═══ Data for the task ═══

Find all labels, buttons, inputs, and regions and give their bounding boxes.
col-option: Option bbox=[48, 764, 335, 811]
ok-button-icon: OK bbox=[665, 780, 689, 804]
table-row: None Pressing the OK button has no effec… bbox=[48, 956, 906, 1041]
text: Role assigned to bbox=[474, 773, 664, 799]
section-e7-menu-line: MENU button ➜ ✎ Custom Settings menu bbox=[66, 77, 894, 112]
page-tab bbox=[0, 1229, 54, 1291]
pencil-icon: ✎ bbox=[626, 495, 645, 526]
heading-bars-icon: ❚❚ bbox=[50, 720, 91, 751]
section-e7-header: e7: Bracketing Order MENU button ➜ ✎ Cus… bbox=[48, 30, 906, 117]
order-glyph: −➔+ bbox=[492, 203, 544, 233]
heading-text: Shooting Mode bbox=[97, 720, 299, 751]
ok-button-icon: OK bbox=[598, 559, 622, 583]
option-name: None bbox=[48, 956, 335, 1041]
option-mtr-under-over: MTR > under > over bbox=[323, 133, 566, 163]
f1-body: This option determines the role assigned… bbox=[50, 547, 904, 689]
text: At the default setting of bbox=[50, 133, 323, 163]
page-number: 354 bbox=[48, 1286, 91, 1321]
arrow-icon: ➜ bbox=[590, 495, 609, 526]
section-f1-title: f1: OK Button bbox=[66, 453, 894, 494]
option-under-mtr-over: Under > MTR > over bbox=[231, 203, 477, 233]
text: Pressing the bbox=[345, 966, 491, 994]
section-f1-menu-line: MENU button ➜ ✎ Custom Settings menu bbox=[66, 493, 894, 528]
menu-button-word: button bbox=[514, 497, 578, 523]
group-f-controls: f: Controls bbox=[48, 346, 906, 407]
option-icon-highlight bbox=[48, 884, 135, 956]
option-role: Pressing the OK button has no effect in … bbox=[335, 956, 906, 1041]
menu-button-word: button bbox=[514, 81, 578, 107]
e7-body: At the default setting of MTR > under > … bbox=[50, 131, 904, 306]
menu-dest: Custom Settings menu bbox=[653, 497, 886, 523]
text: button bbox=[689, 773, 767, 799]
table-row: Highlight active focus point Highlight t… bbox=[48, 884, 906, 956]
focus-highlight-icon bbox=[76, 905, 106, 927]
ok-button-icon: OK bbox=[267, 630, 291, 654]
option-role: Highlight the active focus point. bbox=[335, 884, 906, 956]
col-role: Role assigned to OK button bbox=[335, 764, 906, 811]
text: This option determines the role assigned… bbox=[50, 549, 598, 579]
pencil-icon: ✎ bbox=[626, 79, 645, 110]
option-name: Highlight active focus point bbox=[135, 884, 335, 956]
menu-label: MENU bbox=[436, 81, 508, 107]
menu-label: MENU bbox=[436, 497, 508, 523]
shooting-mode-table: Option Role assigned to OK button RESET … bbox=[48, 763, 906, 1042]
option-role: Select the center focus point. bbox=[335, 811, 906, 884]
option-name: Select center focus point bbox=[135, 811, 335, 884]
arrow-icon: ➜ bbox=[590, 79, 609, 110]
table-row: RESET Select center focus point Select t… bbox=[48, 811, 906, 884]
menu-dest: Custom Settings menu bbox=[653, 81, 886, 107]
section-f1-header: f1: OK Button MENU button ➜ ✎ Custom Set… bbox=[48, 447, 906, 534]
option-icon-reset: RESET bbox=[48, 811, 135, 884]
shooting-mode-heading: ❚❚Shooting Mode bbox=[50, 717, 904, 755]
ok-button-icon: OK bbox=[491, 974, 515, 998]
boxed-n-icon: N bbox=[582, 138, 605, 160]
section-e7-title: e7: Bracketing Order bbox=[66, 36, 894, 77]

═══

- **Written exercise**: Retype all of the lines above, from the first through the last, without changing anything.

- **Answer to this exercise**:
Find all labels, buttons, inputs, and regions and give their bounding boxes.
col-option: Option bbox=[48, 764, 335, 811]
ok-button-icon: OK bbox=[665, 780, 689, 804]
table-row: None Pressing the OK button has no effec… bbox=[48, 956, 906, 1041]
text: Role assigned to bbox=[474, 773, 664, 799]
section-e7-menu-line: MENU button ➜ ✎ Custom Settings menu bbox=[66, 77, 894, 112]
page-tab bbox=[0, 1229, 54, 1291]
pencil-icon: ✎ bbox=[626, 495, 645, 526]
heading-bars-icon: ❚❚ bbox=[50, 720, 91, 751]
section-e7-header: e7: Bracketing Order MENU button ➜ ✎ Cus… bbox=[48, 30, 906, 117]
order-glyph: −➔+ bbox=[492, 203, 544, 233]
heading-text: Shooting Mode bbox=[97, 720, 299, 751]
ok-button-icon: OK bbox=[598, 559, 622, 583]
option-name: None bbox=[48, 956, 335, 1041]
option-mtr-under-over: MTR > under > over bbox=[323, 133, 566, 163]
f1-body: This option determines the role assigned… bbox=[50, 547, 904, 689]
text: At the default setting of bbox=[50, 133, 323, 163]
page-number: 354 bbox=[48, 1286, 91, 1321]
arrow-icon: ➜ bbox=[590, 495, 609, 526]
section-f1-title: f1: OK Button bbox=[66, 453, 894, 494]
option-under-mtr-over: Under > MTR > over bbox=[231, 203, 477, 233]
text: Pressing the bbox=[345, 966, 491, 994]
section-f1-menu-line: MENU button ➜ ✎ Custom Settings menu bbox=[66, 493, 894, 528]
menu-button-word: button bbox=[514, 497, 578, 523]
group-f-controls: f: Controls bbox=[48, 346, 906, 407]
option-icon-highlight bbox=[48, 884, 135, 956]
option-role: Pressing the OK button has no effect in … bbox=[335, 956, 906, 1041]
menu-button-word: button bbox=[514, 81, 578, 107]
e7-body: At the default setting of MTR > under > … bbox=[50, 131, 904, 306]
menu-dest: Custom Settings menu bbox=[653, 497, 886, 523]
text: button bbox=[689, 773, 767, 799]
table-row: Highlight active focus point Highlight t… bbox=[48, 884, 906, 956]
focus-highlight-icon bbox=[76, 905, 106, 927]
ok-button-icon: OK bbox=[267, 630, 291, 654]
option-role: Highlight the active focus point. bbox=[335, 884, 906, 956]
col-role: Role assigned to OK button bbox=[335, 764, 906, 811]
text: This option determines the role assigned… bbox=[50, 549, 598, 579]
pencil-icon: ✎ bbox=[626, 79, 645, 110]
option-name: Highlight active focus point bbox=[135, 884, 335, 956]
menu-label: MENU bbox=[436, 81, 508, 107]
menu-label: MENU bbox=[436, 497, 508, 523]
shooting-mode-table: Option Role assigned to OK button RESET … bbox=[48, 763, 906, 1042]
option-role: Select the center focus point. bbox=[335, 811, 906, 884]
option-name: Select center focus point bbox=[135, 811, 335, 884]
arrow-icon: ➜ bbox=[590, 79, 609, 110]
table-row: RESET Select center focus point Select t… bbox=[48, 811, 906, 884]
menu-dest: Custom Settings menu bbox=[653, 81, 886, 107]
section-f1-header: f1: OK Button MENU button ➜ ✎ Custom Set… bbox=[48, 447, 906, 534]
option-icon-reset: RESET bbox=[48, 811, 135, 884]
shooting-mode-heading: ❚❚Shooting Mode bbox=[50, 717, 904, 755]
ok-button-icon: OK bbox=[491, 974, 515, 998]
boxed-n-icon: N bbox=[582, 138, 605, 160]
section-e7-title: e7: Bracketing Order bbox=[66, 36, 894, 77]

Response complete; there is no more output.